(Entries from a dataset)
§ §

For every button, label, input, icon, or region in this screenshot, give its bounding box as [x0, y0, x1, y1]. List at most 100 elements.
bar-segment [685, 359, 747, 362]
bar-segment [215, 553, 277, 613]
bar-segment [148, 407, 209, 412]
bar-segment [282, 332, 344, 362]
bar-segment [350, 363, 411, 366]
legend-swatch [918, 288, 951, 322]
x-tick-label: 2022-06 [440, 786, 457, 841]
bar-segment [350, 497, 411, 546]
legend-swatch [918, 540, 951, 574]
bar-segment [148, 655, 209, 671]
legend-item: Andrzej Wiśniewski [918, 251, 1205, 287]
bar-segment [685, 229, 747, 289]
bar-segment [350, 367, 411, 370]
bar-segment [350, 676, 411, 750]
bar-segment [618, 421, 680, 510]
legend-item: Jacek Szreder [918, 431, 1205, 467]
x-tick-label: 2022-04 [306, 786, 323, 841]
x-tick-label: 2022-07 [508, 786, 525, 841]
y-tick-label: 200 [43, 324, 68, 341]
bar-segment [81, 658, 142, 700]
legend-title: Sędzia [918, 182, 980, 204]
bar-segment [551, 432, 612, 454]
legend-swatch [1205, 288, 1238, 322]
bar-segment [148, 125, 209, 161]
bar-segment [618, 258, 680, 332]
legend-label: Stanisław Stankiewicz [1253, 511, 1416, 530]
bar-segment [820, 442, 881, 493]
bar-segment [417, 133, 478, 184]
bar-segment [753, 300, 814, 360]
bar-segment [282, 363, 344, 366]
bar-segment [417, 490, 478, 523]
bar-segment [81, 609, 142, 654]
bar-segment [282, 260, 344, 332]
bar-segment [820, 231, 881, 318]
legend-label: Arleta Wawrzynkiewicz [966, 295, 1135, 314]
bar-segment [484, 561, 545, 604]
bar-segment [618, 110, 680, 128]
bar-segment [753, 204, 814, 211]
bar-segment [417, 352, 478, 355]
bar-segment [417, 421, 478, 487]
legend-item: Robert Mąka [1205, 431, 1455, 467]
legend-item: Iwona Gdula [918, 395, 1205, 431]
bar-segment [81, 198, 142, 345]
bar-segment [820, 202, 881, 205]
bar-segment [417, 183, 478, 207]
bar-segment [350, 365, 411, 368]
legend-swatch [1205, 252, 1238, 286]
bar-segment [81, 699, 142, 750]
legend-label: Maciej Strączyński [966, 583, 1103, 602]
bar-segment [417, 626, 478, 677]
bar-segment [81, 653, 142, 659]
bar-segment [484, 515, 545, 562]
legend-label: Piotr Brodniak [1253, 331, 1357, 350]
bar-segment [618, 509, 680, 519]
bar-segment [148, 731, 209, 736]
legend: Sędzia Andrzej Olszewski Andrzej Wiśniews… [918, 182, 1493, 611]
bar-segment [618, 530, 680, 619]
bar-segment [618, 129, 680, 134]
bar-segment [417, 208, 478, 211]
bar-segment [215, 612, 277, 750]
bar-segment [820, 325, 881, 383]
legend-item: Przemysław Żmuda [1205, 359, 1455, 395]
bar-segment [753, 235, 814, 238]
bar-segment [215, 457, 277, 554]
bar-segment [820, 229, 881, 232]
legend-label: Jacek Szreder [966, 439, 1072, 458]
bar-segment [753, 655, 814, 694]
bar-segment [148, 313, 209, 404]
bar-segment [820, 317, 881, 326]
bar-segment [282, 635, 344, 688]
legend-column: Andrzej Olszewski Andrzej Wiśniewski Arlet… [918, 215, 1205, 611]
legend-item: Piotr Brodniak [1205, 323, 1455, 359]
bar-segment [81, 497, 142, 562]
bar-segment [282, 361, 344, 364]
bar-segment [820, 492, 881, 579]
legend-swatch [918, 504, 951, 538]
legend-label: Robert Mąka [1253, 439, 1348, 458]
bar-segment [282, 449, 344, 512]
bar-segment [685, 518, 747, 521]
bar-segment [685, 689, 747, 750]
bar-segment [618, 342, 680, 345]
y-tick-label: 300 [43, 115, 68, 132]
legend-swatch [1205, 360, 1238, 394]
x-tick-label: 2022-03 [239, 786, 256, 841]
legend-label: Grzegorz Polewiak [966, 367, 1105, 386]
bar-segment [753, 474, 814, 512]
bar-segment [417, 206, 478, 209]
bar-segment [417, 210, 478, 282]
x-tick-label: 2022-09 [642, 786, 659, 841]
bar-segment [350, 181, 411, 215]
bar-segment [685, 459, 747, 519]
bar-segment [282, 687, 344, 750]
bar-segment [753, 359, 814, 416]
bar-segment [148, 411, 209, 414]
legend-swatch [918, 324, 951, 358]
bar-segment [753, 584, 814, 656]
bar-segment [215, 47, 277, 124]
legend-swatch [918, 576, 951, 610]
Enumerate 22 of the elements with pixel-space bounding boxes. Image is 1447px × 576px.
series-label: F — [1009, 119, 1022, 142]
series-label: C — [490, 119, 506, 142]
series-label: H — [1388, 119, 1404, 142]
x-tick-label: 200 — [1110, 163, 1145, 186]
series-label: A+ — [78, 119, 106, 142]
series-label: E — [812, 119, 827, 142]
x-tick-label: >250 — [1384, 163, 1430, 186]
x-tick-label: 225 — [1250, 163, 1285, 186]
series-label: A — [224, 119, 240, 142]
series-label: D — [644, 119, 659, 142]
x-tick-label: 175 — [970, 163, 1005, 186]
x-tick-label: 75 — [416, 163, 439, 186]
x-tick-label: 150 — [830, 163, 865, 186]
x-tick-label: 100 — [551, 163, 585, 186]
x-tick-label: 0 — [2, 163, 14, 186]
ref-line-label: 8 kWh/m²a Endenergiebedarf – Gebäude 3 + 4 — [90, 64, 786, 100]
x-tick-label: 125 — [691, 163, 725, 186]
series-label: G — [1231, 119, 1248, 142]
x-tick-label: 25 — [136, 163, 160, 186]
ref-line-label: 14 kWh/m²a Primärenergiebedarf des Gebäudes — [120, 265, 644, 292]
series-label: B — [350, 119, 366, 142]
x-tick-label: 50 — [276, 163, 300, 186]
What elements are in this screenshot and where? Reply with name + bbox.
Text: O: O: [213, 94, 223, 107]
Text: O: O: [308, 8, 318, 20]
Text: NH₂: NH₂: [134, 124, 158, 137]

§ §

**EXERCISE INSTRUCTIONS**. Recast everything from the first of the rows above down to the line containing "legend-swatch [918, 288, 951, 322]" as a numbered list, leaving out any blank lines.

**COMPLETE RESPONSE**.
1. For every button, label, input, icon, or region in this screenshot, give its bounding box as [x0, y0, x1, y1]. List at most 100 elements.
2. bar-segment [685, 359, 747, 362]
3. bar-segment [215, 553, 277, 613]
4. bar-segment [148, 407, 209, 412]
5. bar-segment [282, 332, 344, 362]
6. bar-segment [350, 363, 411, 366]
7. legend-swatch [918, 288, 951, 322]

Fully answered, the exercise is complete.